## WHAT THIS TASK INVOLVES
Where a line holds the word "such", copy that line.

Entries from a dataset
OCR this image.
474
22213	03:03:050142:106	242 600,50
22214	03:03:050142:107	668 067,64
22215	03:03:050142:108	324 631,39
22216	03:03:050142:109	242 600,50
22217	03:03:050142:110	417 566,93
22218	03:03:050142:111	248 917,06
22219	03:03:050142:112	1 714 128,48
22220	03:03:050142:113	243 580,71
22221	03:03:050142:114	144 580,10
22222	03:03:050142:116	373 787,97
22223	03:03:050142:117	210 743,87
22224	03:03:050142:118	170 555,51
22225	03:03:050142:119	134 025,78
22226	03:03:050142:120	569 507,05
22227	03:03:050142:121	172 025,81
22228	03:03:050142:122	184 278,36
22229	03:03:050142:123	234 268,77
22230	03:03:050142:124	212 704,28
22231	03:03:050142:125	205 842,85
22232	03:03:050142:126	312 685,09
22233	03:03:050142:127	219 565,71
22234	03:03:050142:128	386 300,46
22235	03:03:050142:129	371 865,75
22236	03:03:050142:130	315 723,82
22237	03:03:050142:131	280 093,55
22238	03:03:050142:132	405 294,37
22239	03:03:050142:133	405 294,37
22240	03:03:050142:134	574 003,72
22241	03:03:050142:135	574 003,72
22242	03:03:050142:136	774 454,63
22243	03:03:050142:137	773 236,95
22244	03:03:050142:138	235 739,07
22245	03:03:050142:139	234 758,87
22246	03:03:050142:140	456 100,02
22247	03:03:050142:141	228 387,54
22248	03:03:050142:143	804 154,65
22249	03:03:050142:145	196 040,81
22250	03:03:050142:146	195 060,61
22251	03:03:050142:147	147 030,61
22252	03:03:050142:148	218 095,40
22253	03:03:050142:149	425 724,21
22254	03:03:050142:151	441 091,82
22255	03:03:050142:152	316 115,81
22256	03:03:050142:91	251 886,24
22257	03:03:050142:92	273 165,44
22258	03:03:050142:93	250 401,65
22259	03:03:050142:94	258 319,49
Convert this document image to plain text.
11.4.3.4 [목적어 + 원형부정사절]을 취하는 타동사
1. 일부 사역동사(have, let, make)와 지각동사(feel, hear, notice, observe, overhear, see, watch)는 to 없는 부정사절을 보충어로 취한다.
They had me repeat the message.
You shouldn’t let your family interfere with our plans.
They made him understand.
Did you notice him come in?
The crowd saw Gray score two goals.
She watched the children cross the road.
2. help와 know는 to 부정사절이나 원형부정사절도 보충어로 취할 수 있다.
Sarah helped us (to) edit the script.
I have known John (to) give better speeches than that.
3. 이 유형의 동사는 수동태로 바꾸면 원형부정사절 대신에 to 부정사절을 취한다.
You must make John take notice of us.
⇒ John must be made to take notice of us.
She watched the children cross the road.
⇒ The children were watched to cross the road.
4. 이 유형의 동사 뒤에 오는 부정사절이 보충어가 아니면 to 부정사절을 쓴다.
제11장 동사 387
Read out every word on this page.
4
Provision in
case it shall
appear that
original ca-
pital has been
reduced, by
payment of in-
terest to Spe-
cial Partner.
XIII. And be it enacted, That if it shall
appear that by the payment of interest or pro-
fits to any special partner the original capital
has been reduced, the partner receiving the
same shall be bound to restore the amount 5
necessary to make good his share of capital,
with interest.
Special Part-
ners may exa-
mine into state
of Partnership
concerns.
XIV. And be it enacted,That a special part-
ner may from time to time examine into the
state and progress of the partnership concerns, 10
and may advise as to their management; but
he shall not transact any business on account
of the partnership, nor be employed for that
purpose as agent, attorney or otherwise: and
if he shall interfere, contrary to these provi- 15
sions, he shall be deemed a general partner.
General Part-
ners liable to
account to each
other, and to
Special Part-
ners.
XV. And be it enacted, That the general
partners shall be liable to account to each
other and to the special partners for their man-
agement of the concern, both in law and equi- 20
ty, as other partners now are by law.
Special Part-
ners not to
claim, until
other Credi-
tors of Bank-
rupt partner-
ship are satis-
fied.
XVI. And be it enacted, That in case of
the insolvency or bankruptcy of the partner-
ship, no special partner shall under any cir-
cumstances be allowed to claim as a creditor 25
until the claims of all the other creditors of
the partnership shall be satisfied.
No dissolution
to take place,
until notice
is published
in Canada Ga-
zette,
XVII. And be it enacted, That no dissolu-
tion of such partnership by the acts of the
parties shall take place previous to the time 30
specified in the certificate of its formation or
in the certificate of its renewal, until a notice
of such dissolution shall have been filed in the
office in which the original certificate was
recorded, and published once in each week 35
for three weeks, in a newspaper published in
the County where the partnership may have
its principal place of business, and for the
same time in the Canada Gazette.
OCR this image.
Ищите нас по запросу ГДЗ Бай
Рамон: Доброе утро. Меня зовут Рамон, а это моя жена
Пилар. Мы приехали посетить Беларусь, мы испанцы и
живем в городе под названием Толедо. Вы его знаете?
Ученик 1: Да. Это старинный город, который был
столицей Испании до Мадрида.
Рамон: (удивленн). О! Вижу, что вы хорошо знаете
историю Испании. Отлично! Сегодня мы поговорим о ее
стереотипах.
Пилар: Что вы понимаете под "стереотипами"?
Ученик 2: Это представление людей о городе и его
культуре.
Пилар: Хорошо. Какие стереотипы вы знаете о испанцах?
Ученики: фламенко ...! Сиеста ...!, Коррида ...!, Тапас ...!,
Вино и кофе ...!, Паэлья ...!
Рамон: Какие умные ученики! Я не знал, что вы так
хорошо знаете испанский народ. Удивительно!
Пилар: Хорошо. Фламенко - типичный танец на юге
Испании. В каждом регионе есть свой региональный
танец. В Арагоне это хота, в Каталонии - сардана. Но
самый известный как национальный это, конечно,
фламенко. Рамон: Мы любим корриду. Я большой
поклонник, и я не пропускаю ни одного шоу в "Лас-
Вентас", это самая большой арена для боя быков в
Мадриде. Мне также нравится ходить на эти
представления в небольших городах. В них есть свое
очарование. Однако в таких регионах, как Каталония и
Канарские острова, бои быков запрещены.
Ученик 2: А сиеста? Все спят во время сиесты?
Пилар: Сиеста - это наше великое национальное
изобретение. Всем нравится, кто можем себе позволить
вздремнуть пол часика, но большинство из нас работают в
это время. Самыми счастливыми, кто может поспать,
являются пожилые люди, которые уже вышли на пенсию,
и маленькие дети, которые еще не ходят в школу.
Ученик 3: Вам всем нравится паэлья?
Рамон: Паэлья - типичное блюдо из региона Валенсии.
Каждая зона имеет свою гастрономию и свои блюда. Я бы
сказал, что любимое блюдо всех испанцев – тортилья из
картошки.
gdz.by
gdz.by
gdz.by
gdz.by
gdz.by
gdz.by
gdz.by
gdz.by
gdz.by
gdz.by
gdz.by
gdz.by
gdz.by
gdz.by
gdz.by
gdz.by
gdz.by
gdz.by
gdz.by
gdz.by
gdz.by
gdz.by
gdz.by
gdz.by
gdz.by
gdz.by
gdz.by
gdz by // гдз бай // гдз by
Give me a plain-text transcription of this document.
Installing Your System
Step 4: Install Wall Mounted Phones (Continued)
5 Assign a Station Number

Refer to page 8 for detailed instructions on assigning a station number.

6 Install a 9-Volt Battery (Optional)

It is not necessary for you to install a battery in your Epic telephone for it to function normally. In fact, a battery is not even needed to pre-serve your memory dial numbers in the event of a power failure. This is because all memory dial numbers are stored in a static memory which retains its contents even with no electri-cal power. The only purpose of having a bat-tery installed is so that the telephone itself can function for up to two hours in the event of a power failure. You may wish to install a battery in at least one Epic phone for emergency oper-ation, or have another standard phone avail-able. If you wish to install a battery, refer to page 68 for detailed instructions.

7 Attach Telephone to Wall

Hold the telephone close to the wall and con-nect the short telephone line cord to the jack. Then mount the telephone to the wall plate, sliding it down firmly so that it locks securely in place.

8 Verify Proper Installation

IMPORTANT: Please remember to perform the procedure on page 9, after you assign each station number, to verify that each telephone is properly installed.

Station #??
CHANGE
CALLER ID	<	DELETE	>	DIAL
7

## FULL OUTPUT
tion of such partnership by the acts of the
of such dissolution shall have been filed in the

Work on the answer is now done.